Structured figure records
-=-=-=-=-

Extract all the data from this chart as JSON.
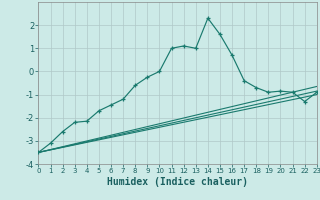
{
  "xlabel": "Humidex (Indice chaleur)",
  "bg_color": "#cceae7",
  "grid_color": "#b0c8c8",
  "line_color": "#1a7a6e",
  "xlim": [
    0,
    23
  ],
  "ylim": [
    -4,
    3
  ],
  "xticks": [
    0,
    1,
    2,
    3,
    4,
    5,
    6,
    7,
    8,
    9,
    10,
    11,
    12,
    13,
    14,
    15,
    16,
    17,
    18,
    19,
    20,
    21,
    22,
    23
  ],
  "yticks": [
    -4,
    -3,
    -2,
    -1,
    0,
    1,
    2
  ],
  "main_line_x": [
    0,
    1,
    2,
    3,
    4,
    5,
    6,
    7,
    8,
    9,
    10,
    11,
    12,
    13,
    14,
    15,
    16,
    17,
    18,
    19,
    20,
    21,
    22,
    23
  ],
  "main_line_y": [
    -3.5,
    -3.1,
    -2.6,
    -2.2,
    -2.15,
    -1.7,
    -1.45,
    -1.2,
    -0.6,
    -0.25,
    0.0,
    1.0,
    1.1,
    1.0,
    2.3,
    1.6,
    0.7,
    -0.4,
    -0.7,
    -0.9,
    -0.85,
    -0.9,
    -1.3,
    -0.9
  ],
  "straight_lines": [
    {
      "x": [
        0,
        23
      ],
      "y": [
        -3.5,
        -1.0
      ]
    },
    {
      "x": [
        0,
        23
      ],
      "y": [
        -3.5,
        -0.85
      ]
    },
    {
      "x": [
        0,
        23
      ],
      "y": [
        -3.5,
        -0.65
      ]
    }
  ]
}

-=-=-=-=-

- _Task prompt_
Go through the listing above and write it out again exactly, dropping the pictures.

- _Result of this exercise_
Extract all the data from this chart as JSON.
{
  "xlabel": "Humidex (Indice chaleur)",
  "bg_color": "#cceae7",
  "grid_color": "#b0c8c8",
  "line_color": "#1a7a6e",
  "xlim": [
    0,
    23
  ],
  "ylim": [
    -4,
    3
  ],
  "xticks": [
    0,
    1,
    2,
    3,
    4,
    5,
    6,
    7,
    8,
    9,
    10,
    11,
    12,
    13,
    14,
    15,
    16,
    17,
    18,
    19,
    20,
    21,
    22,
    23
  ],
  "yticks": [
    -4,
    -3,
    -2,
    -1,
    0,
    1,
    2
  ],
  "main_line_x": [
    0,
    1,
    2,
    3,
    4,
    5,
    6,
    7,
    8,
    9,
    10,
    11,
    12,
    13,
    14,
    15,
    16,
    17,
    18,
    19,
    20,
    21,
    22,
    23
  ],
  "main_line_y": [
    -3.5,
    -3.1,
    -2.6,
    -2.2,
    -2.15,
    -1.7,
    -1.45,
    -1.2,
    -0.6,
    -0.25,
    0.0,
    1.0,
    1.1,
    1.0,
    2.3,
    1.6,
    0.7,
    -0.4,
    -0.7,
    -0.9,
    -0.85,
    -0.9,
    -1.3,
    -0.9
  ],
  "straight_lines": [
    {
      "x": [
        0,
        23
      ],
      "y": [
        -3.5,
        -1.0
      ]
    },
    {
      "x": [
        0,
        23
      ],
      "y": [
        -3.5,
        -0.85
      ]
    },
    {
      "x": [
        0,
        23
      ],
      "y": [
        -3.5,
        -0.65
      ]
    }
  ]
}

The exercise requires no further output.